EXERCISE DIRECTIONS =>
List each line of the data in which the string "glsc" appears.
** begin EXTRACTED INFORMATION **
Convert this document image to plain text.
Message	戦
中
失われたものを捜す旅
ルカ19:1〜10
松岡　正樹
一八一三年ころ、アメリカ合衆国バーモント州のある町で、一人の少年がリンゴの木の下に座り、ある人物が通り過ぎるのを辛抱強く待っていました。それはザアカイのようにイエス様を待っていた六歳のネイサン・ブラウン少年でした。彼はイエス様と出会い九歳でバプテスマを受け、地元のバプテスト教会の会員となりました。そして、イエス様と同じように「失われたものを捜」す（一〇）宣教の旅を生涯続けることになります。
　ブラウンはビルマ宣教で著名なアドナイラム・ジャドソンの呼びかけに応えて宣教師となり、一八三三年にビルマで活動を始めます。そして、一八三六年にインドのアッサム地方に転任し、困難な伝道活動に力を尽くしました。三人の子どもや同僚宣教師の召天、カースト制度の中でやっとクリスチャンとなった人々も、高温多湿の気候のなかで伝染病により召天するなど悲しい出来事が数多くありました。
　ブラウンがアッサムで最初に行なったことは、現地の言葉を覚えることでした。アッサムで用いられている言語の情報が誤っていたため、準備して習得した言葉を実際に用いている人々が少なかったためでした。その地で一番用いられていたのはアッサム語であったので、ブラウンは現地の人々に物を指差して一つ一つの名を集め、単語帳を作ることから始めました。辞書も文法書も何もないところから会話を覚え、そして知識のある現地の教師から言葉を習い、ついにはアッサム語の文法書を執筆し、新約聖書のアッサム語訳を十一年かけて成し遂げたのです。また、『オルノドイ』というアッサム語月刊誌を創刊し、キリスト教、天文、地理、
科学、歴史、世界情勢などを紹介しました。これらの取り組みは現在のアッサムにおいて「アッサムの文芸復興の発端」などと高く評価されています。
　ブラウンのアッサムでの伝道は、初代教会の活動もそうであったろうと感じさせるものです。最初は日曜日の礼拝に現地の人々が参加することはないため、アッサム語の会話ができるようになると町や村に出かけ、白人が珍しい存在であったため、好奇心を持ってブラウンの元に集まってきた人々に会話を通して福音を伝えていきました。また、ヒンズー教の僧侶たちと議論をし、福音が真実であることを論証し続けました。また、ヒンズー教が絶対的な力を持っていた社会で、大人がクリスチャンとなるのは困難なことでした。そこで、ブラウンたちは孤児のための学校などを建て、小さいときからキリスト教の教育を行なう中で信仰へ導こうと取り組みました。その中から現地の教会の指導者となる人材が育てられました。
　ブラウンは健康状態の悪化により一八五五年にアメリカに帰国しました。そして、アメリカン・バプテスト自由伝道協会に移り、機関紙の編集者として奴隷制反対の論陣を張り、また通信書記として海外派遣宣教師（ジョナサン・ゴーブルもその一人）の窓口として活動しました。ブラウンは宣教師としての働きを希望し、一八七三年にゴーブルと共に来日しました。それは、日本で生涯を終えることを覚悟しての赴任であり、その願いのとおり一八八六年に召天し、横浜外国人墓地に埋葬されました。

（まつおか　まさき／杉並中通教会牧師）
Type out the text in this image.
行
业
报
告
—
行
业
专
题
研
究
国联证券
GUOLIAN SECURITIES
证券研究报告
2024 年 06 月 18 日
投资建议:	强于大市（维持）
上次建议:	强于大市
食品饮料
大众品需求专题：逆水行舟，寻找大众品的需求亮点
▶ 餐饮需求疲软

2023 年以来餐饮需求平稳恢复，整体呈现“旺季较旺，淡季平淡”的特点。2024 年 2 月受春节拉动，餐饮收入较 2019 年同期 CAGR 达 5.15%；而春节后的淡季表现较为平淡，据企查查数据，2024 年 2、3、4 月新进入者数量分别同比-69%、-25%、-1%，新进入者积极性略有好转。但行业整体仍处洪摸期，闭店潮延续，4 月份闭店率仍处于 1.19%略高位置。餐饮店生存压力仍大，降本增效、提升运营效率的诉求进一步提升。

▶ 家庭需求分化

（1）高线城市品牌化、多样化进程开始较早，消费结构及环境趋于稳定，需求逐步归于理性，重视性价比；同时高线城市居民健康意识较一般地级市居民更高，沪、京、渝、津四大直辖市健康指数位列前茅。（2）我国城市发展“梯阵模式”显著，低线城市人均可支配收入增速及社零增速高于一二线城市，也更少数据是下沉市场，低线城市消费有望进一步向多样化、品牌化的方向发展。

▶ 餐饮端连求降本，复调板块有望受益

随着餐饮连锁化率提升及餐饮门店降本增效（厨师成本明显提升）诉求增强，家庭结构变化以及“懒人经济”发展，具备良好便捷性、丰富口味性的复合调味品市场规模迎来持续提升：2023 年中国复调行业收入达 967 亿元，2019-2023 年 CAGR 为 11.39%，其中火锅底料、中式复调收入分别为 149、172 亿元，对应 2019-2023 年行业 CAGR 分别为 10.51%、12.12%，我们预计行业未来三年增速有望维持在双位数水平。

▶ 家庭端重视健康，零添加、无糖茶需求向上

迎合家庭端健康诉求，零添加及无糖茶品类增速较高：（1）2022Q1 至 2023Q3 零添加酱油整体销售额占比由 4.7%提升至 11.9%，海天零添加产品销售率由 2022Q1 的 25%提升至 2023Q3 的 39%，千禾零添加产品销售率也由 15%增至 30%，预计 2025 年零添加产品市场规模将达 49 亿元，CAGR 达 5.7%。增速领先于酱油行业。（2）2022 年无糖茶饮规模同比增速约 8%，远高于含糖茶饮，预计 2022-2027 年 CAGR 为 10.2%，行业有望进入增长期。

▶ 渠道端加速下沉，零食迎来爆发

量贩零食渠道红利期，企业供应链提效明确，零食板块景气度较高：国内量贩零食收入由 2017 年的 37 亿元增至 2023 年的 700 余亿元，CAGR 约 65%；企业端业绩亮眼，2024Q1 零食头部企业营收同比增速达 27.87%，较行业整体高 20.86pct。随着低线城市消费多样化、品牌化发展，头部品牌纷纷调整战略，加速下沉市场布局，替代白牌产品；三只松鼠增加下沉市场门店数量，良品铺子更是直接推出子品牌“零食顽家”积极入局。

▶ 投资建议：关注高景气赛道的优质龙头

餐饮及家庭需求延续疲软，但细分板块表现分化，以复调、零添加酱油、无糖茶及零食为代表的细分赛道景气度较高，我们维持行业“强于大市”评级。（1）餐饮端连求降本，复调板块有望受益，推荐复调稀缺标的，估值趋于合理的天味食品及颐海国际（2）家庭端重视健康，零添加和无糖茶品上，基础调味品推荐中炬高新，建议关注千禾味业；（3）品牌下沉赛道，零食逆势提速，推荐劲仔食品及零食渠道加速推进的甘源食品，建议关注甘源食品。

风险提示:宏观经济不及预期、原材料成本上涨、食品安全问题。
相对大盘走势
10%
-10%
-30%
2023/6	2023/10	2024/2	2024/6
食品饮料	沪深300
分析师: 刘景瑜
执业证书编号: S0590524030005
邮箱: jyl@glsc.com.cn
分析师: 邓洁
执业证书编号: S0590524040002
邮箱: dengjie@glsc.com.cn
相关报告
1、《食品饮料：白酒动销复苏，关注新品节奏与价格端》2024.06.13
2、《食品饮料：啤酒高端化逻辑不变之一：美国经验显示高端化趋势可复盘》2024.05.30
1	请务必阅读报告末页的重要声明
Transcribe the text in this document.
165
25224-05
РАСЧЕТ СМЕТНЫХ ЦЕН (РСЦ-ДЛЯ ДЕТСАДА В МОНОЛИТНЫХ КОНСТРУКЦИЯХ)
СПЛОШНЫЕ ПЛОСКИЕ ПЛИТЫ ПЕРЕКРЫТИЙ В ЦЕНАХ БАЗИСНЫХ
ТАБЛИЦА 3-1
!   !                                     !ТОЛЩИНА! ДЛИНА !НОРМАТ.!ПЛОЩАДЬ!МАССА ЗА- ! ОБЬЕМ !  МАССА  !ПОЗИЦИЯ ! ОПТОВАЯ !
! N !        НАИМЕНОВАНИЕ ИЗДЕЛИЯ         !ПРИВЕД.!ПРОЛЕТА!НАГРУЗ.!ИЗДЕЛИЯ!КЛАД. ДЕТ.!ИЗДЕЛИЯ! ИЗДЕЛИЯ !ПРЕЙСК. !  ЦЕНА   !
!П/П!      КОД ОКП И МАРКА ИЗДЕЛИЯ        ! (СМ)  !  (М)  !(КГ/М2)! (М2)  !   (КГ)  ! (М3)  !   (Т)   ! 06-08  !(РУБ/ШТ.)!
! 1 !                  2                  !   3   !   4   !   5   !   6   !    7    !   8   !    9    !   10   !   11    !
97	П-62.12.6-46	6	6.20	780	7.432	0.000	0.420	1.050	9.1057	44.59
** end EXTRACTED INFORMATION **
WORKED SOLUTION =>
邮箱: jyl@glsc.com.cn
邮箱: dengjie@glsc.com.cn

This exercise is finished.